What the task requires »
Write out each line from the data below that includes the word "multiple".

Record set »
··········
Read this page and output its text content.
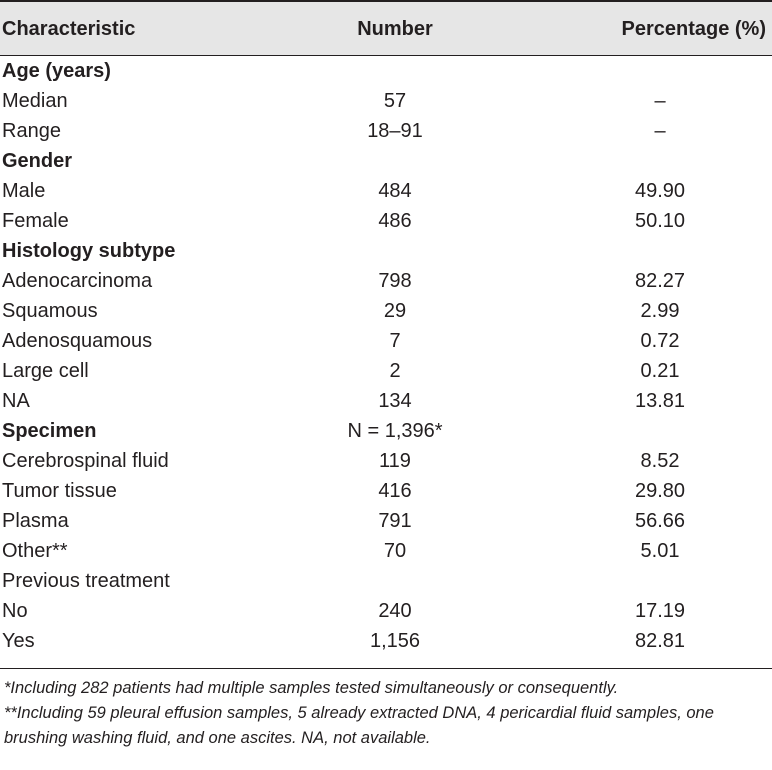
Characteristic	Number	Percentage (%)
Age (years)
Median	57	–
Range	18–91	–
Gender
Male	484	49.90
Female	486	50.10
Histology subtype
Adenocarcinoma	798	82.27
Squamous	29	2.99
Adenosquamous	7	0.72
Large cell	2	0.21
NA	134	13.81
Specimen	N = 1,396*
Cerebrospinal fluid	119	8.52
Tumor tissue	416	29.80
Plasma	791	56.66
Other**	70	5.01
Previous treatment
No	240	17.19
Yes	1,156	82.81
*Including 282 patients had multiple samples tested simultaneously or consequently.
**Including 59 pleural effusion samples, 5 already extracted DNA, 4 pericardial fluid samples, one brushing washing fluid, and one ascites. NA, not available.
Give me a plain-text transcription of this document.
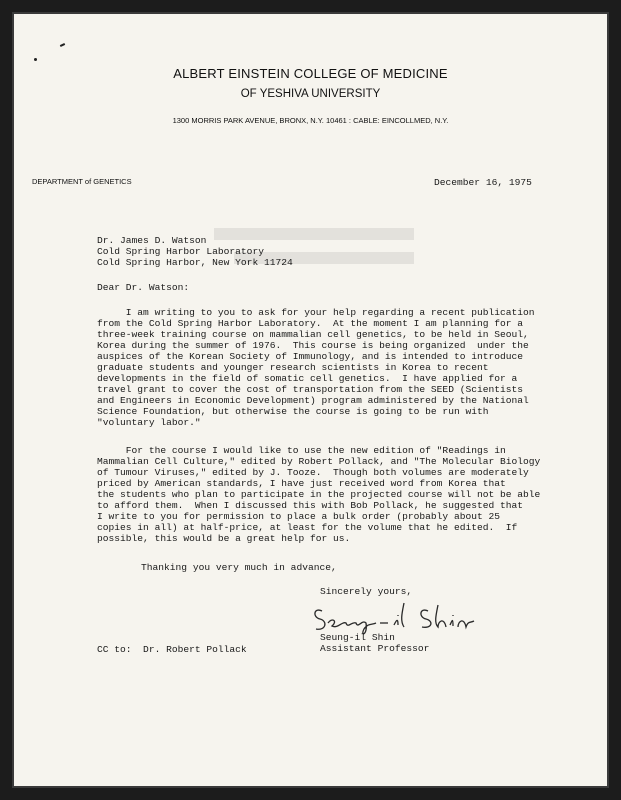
ALBERT EINSTEIN COLLEGE OF MEDICINE
OF YESHIVA UNIVERSITY
1300 MORRIS PARK AVENUE, BRONX, N.Y. 10461 : CABLE: EINCOLLMED, N.Y.
DEPARTMENT of GENETICS	December 16, 1975
Dr. James D. Watson
Cold Spring Harbor Laboratory
Cold Spring Harbor, New York 11724
Dear Dr. Watson:
I am writing to you to ask for your help regarding a recent publication
from the Cold Spring Harbor Laboratory.  At the moment I am planning for a
three-week training course on mammalian cell genetics, to be held in Seoul,
Korea during the summer of 1976.  This course is being organized  under the
auspices of the Korean Society of Immunology, and is intended to introduce
graduate students and younger research scientists in Korea to recent
developments in the field of somatic cell genetics.  I have applied for a
travel grant to cover the cost of transportation from the SEED (Scientists
and Engineers in Economic Development) program administered by the National
Science Foundation, but otherwise the course is going to be run with
"voluntary labor."
For the course I would like to use the new edition of "Readings in
Mammalian Cell Culture," edited by Robert Pollack, and "The Molecular Biology
of Tumour Viruses," edited by J. Tooze.  Though both volumes are moderately
priced by American standards, I have just received word from Korea that
the students who plan to participate in the projected course will not be able
to afford them.  When I discussed this with Bob Pollack, he suggested that
I write to you for permission to place a bulk order (probably about 25
copies in all) at half-price, at least for the volume that he edited.  If
possible, this would be a great help for us.
Thanking you very much in advance,
Sincerely yours,
Seung-il Shin
Assistant Professor
CC to:  Dr. Robert Pollack
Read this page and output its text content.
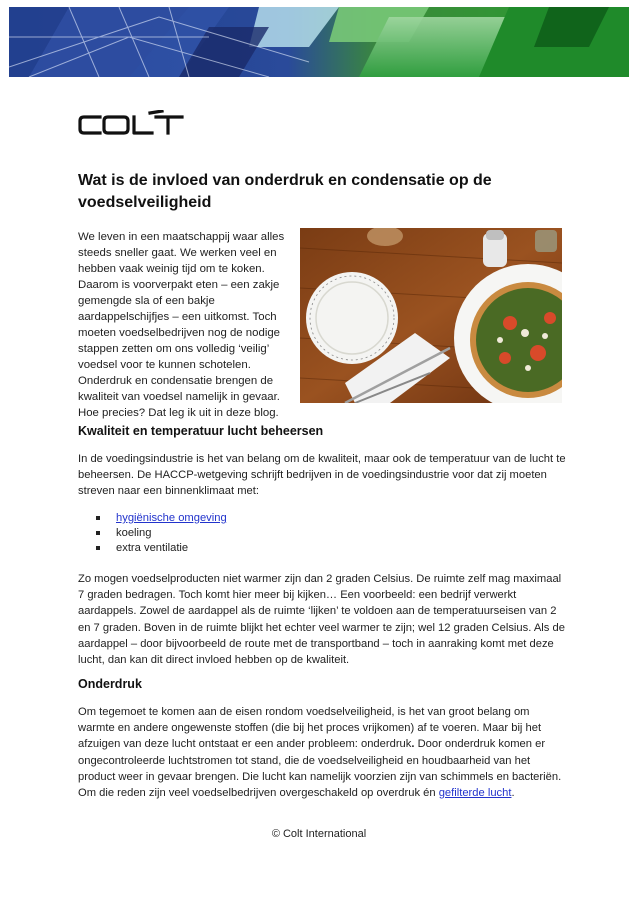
Wat is de invloed van onderdruk en condensatie op de voedselveiligheid

We leven in een maatschappij waar alles steeds sneller gaat. We werken veel en hebben vaak weinig tijd om te koken. Daarom is voorverpakt eten – een zakje gemengde sla of een bakje aardappelschijfjes – een uitkomst. Toch moeten voedselbedrijven nog de nodige stappen zetten om ons volledig ‘veilig’ voedsel voor te kunnen schotelen. Onderdruk en condensatie brengen de kwaliteit van voedsel namelijk in gevaar. Hoe precies? Dat leg ik uit in deze blog.

Kwaliteit en temperatuur lucht beheersen

In de voedingsindustrie is het van belang om de kwaliteit, maar ook de temperatuur van de lucht te beheersen. De HACCP-wetgeving schrijft bedrijven in de voedingsindustrie voor dat zij moeten streven naar een binnenklimaat met:

hygiënische omgeving
koeling
extra ventilatie

Zo mogen voedselproducten niet warmer zijn dan 2 graden Celsius. De ruimte zelf mag maximaal 7 graden bedragen. Toch komt hier meer bij kijken… Een voorbeeld: een bedrijf verwerkt aardappels. Zowel de aardappel als de ruimte ‘lijken’ te voldoen aan de temperatuurseisen van 2 en 7 graden. Boven in de ruimte blijkt het echter veel warmer te zijn; wel 12 graden Celsius. Als de aardappel – door bijvoorbeeld de route met de transportband – toch in aanraking komt met deze lucht, dan kan dit direct invloed hebben op de kwaliteit.

Onderdruk

Om tegemoet te komen aan de eisen rondom voedselveiligheid, is het van groot belang om warmte en andere ongewenste stoffen (die bij het proces vrijkomen) af te voeren. Maar bij het afzuigen van deze lucht ontstaat er een ander probleem: onderdruk. Door onderdruk komen er ongecontroleerde luchtstromen tot stand, die de voedselveiligheid en houdbaarheid van het product weer in gevaar brengen. Die lucht kan namelijk voorzien zijn van schimmels en bacteriën. Om die reden zijn veel voedselbedrijven overgeschakeld op overdruk én gefilterde lucht.

© Colt International
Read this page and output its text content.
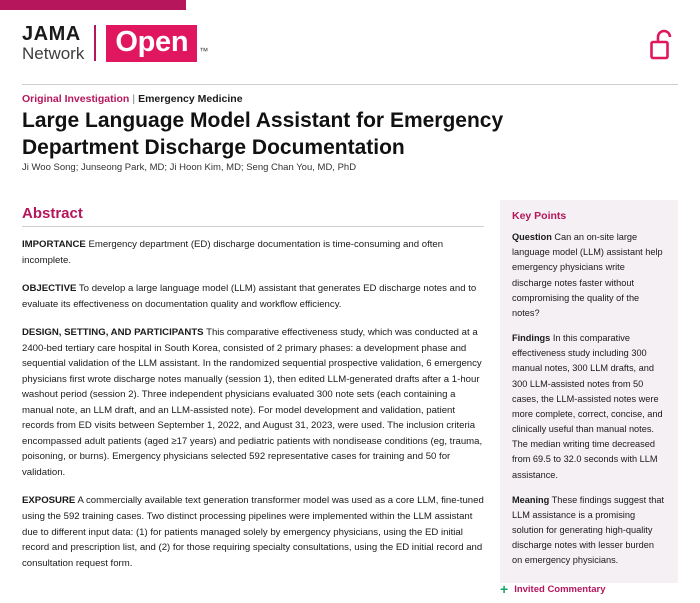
JAMA
Network	Open	™
Original Investigation | Emergency Medicine
Large Language Model Assistant for Emergency Department Discharge Documentation
Ji Woo Song; Junseong Park, MD; Ji Hoon Kim, MD; Seng Chan You, MD, PhD
Abstract

IMPORTANCE Emergency department (ED) discharge documentation is time-consuming and often incomplete.

OBJECTIVE To develop a large language model (LLM) assistant that generates ED discharge notes and to evaluate its effectiveness on documentation quality and workflow efficiency.

DESIGN, SETTING, AND PARTICIPANTS This comparative effectiveness study, which was conducted at a 2400-bed tertiary care hospital in South Korea, consisted of 2 primary phases: a development phase and sequential validation of the LLM assistant. In the randomized sequential prospective validation, 6 emergency physicians first wrote discharge notes manually (session 1), then edited LLM-generated drafts after a 1-hour washout period (session 2). Three independent physicians evaluated 300 note sets (each containing a manual note, an LLM draft, and an LLM-assisted note). For model development and validation, patient records from ED visits between September 1, 2022, and August 31, 2023, were used. The inclusion criteria encompassed adult patients (aged ≥17 years) and pediatric patients with nondisease conditions (eg, trauma, poisoning, or burns). Emergency physicians selected 592 representative cases for training and 50 for validation.

EXPOSURE A commercially available text generation transformer model was used as a core LLM, fine-tuned using the 592 training cases. Two distinct processing pipelines were implemented within the LLM assistant due to different input data: (1) for patients managed solely by emergency physicians, using the ED initial record and prescription list, and (2) for those requiring specialty consultations, using the ED initial record and consultation request form.

Key Points

Question Can an on-site large language model (LLM) assistant help emergency physicians write discharge notes faster without compromising the quality of the notes?

Findings In this comparative effectiveness study including 300 manual notes, 300 LLM drafts, and 300 LLM-assisted notes from 50 cases, the LLM-assisted notes were more complete, correct, concise, and clinically useful than manual notes. The median writing time decreased from 69.5 to 32.0 seconds with LLM assistance.

Meaning These findings suggest that LLM assistance is a promising solution for generating high-quality discharge notes with lesser burden on emergency physicians.

+ Invited Commentary
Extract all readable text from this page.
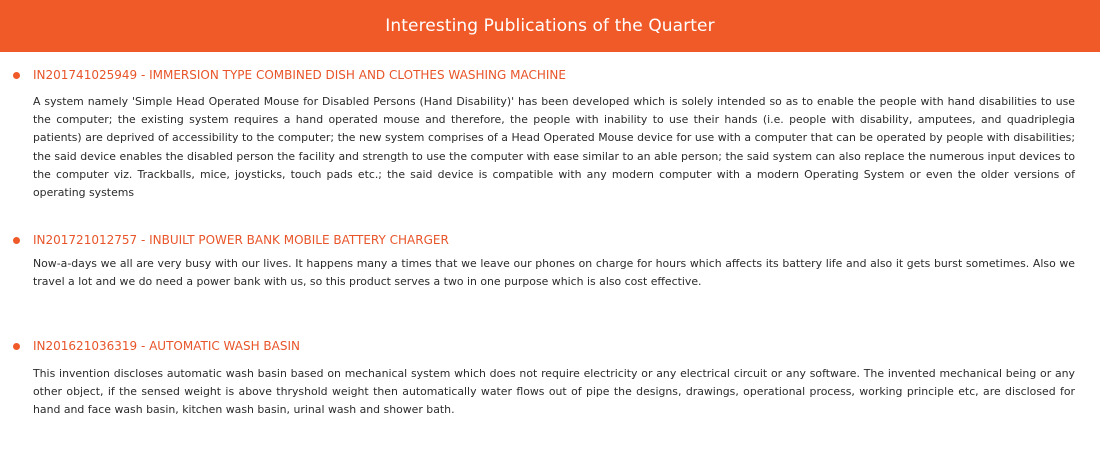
Interesting Publications of the Quarter
IN201741025949 - IMMERSION TYPE COMBINED DISH AND CLOTHES WASHING MACHINE
A system namely 'Simple Head Operated Mouse for Disabled Persons (Hand Disability)' has been developed which is solely intended so as to enable the people with hand disabilities to use the computer; the existing system requires a hand operated mouse and therefore, the people with inability to use their hands (i.e. people with disability, amputees, and quadriplegia patients) are deprived of accessibility to the computer; the new system comprises of a Head Operated Mouse device for use with a computer that can be operated by people with disabilities; the said device enables the disabled person the facility and strength to use the computer with ease similar to an able person; the said system can also replace the numerous input devices to the computer viz. Trackballs, mice, joysticks, touch pads etc.; the said device is compatible with any modern computer with a modern Operating System or even the older versions of operating systems
IN201721012757 - INBUILT POWER BANK MOBILE BATTERY CHARGER
Now-a-days we all are very busy with our lives. It happens many a times that we leave our phones on charge for hours which affects its battery life and also it gets burst sometimes. Also we travel a lot and we do need a power bank with us, so this product serves a two in one purpose which is also cost effective.
IN201621036319 - AUTOMATIC WASH BASIN
This invention discloses automatic wash basin based on mechanical system which does not require electricity or any electrical circuit or any software. The invented mechanical being or any other object, if the sensed weight is above thryshold weight then automatically water flows out of pipe the designs, drawings, operational process, working principle etc, are disclosed for hand and face wash basin, kitchen wash basin, urinal wash and shower bath.
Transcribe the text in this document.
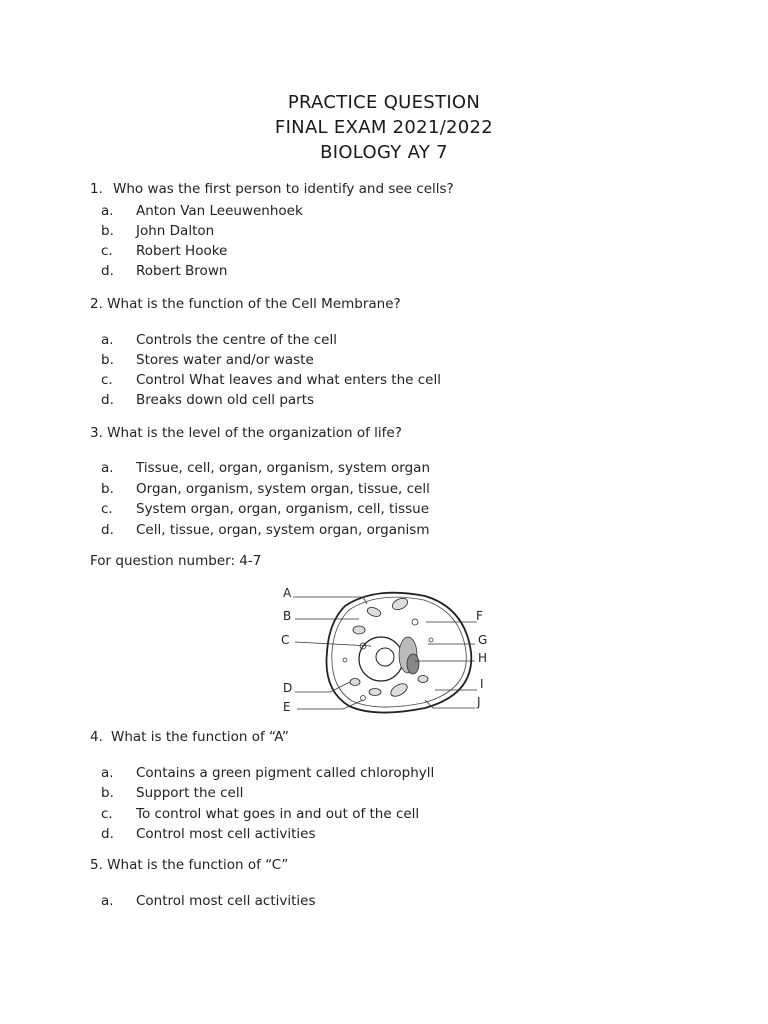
PRACTICE QUESTION
FINAL EXAM 2021/2022
BIOLOGY AY 7
1. Who was the first person to identify and see cells?
a. Anton Van Leeuwenhoek
b. John Dalton
c. Robert Hooke
d. Robert Brown
2. What is the function of the Cell Membrane?
a. Controls the centre of the cell
b. Stores water and/or waste
c. Control What leaves and what enters the cell
d. Breaks down old cell parts
3. What is the level of the organization of life?
a. Tissue, cell, organ, organism, system organ
b. Organ, organism, system organ, tissue, cell
c. System organ, organ, organism, cell, tissue
d. Cell, tissue, organ, system organ, organism
For question number: 4-7
A
B
C
D
E
F
G
H
I
J
4. What is the function of “A”
a. Contains a green pigment called chlorophyll
b. Support the cell
c. To control what goes in and out of the cell
d. Control most cell activities
5. What is the function of “C”
a. Control most cell activities
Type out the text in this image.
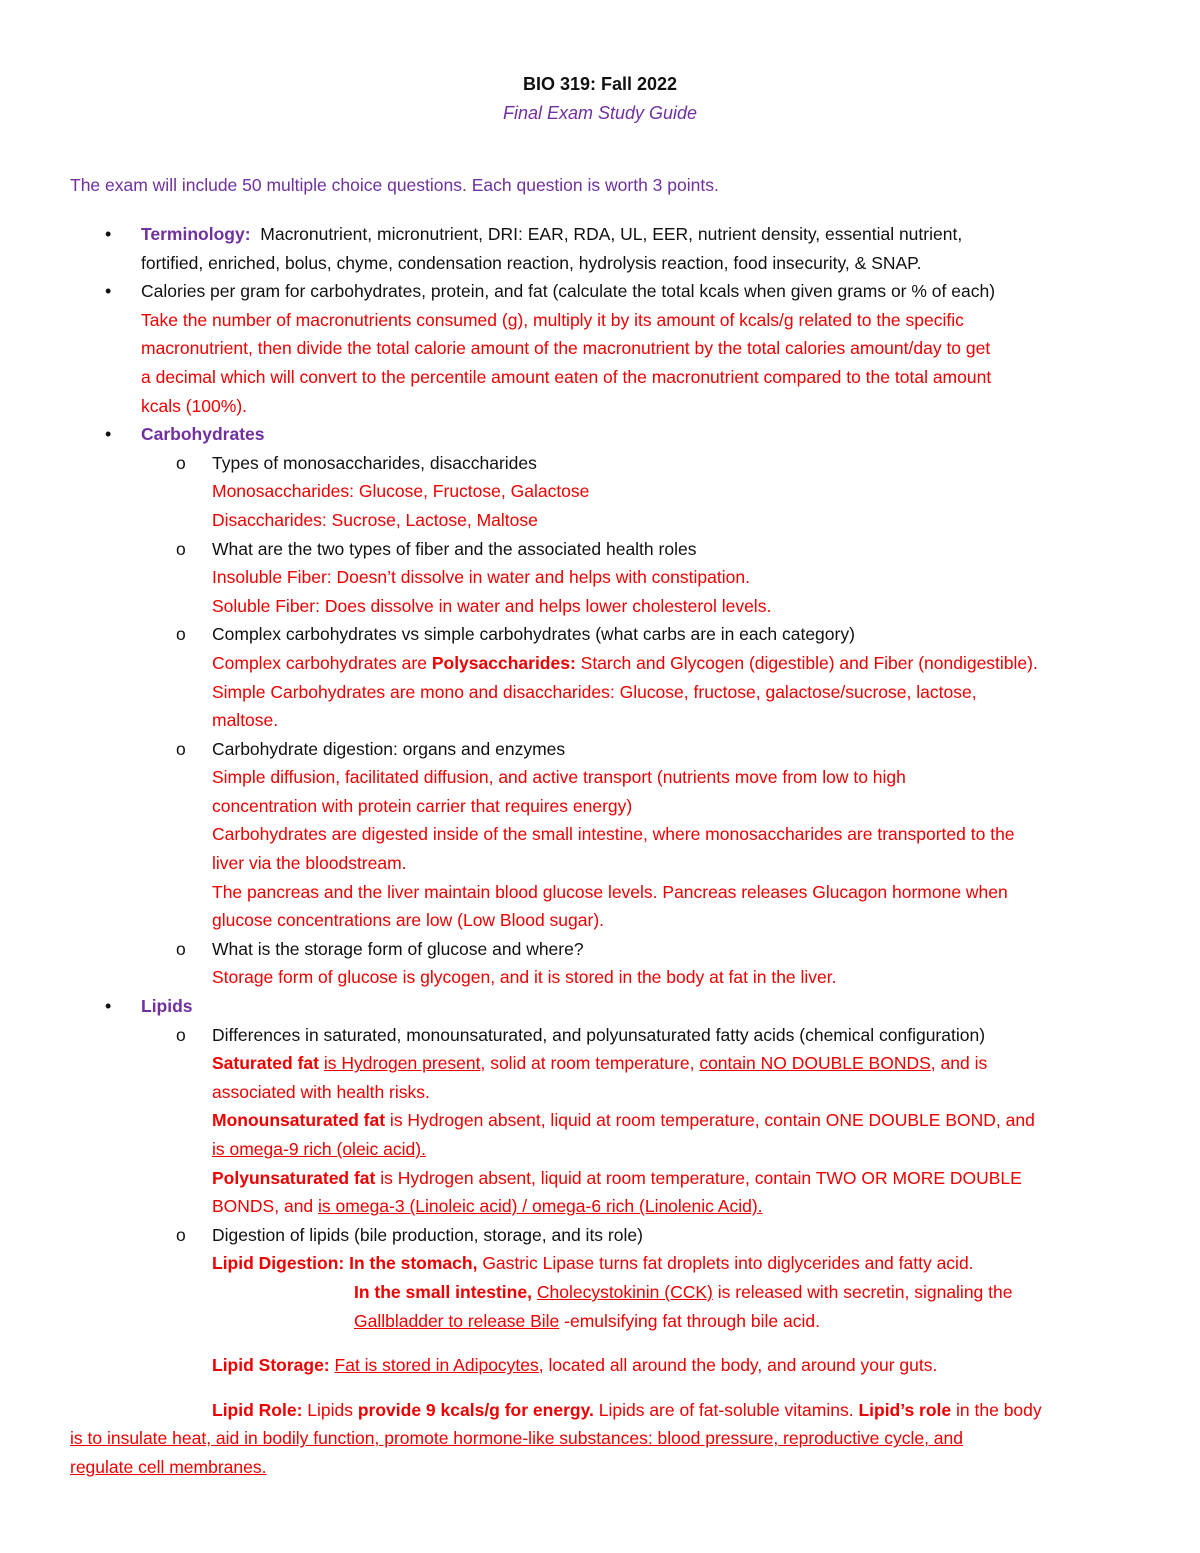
BIO 319: Fall 2022
Final Exam Study Guide
The exam will include 50 multiple choice questions. Each question is worth 3 points.
• Terminology: Macronutrient, micronutrient, DRI: EAR, RDA, UL, EER, nutrient density, essential nutrient,
fortified, enriched, bolus, chyme, condensation reaction, hydrolysis reaction, food insecurity, & SNAP.
• Calories per gram for carbohydrates, protein, and fat (calculate the total kcals when given grams or % of each)
Take the number of macronutrients consumed (g), multiply it by its amount of kcals/g related to the specific
macronutrient, then divide the total calorie amount of the macronutrient by the total calories amount/day to get
a decimal which will convert to the percentile amount eaten of the macronutrient compared to the total amount
kcals (100%).
• Carbohydrates
o Types of monosaccharides, disaccharides
Monosaccharides: Glucose, Fructose, Galactose
Disaccharides: Sucrose, Lactose, Maltose
o What are the two types of fiber and the associated health roles
Insoluble Fiber: Doesn’t dissolve in water and helps with constipation.
Soluble Fiber: Does dissolve in water and helps lower cholesterol levels.
o Complex carbohydrates vs simple carbohydrates (what carbs are in each category)
Complex carbohydrates are Polysaccharides: Starch and Glycogen (digestible) and Fiber (nondigestible).
Simple Carbohydrates are mono and disaccharides: Glucose, fructose, galactose/sucrose, lactose,
maltose.
o Carbohydrate digestion: organs and enzymes
Simple diffusion, facilitated diffusion, and active transport (nutrients move from low to high
concentration with protein carrier that requires energy)
Carbohydrates are digested inside of the small intestine, where monosaccharides are transported to the
liver via the bloodstream.
The pancreas and the liver maintain blood glucose levels. Pancreas releases Glucagon hormone when
glucose concentrations are low (Low Blood sugar).
o What is the storage form of glucose and where?
Storage form of glucose is glycogen, and it is stored in the body at fat in the liver.
• Lipids
o Differences in saturated, monounsaturated, and polyunsaturated fatty acids (chemical configuration)
Saturated fat is Hydrogen present, solid at room temperature, contain NO DOUBLE BONDS, and is
associated with health risks.
Monounsaturated fat is Hydrogen absent, liquid at room temperature, contain ONE DOUBLE BOND, and
is omega-9 rich (oleic acid).
Polyunsaturated fat is Hydrogen absent, liquid at room temperature, contain TWO OR MORE DOUBLE
BONDS, and is omega-3 (Linoleic acid) / omega-6 rich (Linolenic Acid).
o Digestion of lipids (bile production, storage, and its role)
Lipid Digestion: In the stomach, Gastric Lipase turns fat droplets into diglycerides and fatty acid.
In the small intestine, Cholecystokinin (CCK) is released with secretin, signaling the
Gallbladder to release Bile -emulsifying fat through bile acid.
Lipid Storage: Fat is stored in Adipocytes, located all around the body, and around your guts.
Lipid Role: Lipids provide 9 kcals/g for energy. Lipids are of fat-soluble vitamins. Lipid’s role in the body
is to insulate heat, aid in bodily function, promote hormone-like substances: blood pressure, reproductive cycle, and
regulate cell membranes.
··········
Task output »
*Including 282 patients had multiple samples tested simultaneously or consequently.
The exam will include 50 multiple choice questions. Each question is worth 3 points.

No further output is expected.